Records for the task
★ ★ ★ ★ ★

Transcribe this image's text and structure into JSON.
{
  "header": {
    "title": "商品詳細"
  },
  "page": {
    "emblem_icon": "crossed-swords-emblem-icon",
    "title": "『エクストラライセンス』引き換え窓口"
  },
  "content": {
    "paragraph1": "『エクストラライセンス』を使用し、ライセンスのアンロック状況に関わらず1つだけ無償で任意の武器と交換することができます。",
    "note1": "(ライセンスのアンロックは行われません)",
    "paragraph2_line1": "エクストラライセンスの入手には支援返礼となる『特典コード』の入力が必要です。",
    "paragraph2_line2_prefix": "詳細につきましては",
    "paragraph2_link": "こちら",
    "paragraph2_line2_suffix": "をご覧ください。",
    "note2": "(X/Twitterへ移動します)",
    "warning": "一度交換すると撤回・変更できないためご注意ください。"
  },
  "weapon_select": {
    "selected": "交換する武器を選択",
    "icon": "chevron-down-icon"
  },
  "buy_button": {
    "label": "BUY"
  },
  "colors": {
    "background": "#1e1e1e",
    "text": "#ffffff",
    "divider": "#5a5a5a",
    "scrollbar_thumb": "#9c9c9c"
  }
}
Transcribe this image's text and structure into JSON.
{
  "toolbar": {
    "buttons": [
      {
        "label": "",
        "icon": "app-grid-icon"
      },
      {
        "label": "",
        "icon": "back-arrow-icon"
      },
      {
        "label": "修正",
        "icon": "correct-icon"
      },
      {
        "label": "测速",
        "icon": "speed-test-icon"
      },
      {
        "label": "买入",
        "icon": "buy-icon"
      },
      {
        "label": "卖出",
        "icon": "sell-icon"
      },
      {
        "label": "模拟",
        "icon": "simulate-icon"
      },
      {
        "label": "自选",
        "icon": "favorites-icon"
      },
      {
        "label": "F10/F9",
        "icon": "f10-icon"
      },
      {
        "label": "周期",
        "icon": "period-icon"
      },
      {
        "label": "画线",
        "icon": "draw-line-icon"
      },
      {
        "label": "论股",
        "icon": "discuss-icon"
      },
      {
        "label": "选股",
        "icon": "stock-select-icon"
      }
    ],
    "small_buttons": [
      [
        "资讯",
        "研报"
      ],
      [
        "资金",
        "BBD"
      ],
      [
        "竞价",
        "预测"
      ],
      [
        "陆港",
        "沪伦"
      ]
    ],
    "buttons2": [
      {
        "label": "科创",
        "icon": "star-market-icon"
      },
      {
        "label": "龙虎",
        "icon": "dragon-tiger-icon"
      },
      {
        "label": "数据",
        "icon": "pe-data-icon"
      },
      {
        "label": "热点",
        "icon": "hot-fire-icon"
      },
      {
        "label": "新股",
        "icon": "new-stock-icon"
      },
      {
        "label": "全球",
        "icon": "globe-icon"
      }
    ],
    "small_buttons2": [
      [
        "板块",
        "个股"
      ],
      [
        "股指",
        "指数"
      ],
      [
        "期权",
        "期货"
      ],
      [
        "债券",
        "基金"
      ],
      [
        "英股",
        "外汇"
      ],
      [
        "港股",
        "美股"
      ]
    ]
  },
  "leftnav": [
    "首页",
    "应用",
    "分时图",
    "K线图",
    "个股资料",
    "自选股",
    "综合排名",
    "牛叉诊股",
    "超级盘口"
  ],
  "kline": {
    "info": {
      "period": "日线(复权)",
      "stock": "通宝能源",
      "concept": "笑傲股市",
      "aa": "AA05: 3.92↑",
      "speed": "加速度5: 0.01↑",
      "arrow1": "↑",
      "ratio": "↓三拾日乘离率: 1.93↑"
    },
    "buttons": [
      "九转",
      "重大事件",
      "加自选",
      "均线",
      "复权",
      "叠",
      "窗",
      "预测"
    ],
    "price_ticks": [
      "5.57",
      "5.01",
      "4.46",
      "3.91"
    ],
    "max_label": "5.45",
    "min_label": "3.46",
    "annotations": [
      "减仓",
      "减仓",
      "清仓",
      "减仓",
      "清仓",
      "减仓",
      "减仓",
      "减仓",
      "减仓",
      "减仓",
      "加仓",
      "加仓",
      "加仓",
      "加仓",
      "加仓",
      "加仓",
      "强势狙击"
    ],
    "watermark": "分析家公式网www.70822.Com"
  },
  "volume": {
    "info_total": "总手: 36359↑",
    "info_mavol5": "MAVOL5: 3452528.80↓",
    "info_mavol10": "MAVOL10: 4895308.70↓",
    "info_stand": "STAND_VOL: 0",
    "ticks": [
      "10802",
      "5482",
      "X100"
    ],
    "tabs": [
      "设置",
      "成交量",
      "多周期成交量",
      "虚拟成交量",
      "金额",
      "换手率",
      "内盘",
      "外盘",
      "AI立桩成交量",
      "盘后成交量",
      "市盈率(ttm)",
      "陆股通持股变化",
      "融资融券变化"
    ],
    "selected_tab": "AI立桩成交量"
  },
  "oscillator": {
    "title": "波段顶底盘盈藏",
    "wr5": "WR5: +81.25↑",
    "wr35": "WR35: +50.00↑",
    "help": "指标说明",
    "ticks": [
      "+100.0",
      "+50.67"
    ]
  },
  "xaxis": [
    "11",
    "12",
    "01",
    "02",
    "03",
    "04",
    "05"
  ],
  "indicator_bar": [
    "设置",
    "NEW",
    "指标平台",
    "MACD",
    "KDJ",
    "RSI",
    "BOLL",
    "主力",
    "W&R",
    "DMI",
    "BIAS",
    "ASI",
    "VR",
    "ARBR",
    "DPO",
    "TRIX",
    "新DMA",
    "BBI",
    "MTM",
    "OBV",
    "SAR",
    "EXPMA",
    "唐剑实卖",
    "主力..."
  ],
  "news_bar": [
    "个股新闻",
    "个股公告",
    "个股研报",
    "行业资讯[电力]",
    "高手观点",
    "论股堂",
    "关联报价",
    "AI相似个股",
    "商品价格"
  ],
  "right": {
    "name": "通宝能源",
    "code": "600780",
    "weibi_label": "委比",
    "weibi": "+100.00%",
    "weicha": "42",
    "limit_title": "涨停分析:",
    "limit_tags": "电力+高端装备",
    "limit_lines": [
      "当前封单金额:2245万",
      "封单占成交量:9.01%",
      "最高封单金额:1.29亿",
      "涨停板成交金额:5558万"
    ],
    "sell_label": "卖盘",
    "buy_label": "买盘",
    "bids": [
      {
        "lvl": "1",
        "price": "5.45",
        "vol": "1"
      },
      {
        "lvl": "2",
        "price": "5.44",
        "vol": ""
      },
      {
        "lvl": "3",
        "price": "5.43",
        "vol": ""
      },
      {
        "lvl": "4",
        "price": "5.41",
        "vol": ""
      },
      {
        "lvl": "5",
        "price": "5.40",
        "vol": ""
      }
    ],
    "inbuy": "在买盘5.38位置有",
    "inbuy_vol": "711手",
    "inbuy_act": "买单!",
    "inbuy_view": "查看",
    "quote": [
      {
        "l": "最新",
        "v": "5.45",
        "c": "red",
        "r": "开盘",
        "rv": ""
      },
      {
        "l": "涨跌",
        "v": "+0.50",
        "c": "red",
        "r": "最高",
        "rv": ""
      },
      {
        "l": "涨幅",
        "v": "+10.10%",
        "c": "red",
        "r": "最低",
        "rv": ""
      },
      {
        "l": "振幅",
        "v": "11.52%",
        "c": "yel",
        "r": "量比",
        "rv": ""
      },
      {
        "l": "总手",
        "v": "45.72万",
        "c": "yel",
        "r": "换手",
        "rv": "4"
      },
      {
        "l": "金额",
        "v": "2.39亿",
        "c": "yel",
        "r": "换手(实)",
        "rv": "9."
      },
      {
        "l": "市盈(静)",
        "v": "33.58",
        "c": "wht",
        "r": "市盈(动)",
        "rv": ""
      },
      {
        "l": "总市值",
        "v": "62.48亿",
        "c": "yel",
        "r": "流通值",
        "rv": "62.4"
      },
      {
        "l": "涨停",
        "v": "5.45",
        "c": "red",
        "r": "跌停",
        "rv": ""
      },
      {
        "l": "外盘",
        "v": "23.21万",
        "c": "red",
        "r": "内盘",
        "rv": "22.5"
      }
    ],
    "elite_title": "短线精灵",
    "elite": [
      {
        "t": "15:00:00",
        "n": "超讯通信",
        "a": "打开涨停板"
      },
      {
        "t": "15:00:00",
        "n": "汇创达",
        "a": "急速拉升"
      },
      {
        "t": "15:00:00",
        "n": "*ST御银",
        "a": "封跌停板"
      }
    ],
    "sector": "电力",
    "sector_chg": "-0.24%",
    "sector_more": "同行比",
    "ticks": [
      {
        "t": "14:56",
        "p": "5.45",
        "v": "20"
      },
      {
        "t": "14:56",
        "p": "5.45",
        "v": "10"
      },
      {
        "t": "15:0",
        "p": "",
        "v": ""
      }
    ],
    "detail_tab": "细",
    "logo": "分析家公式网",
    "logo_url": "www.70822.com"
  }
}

★ ★ ★ ★ ★

Required task
Among the records above, find each line holding the string "stock" and pull it out.

Written response
        "icon": "stock-select-icon"
        "icon": "new-stock-icon"
      "stock": "通宝能源",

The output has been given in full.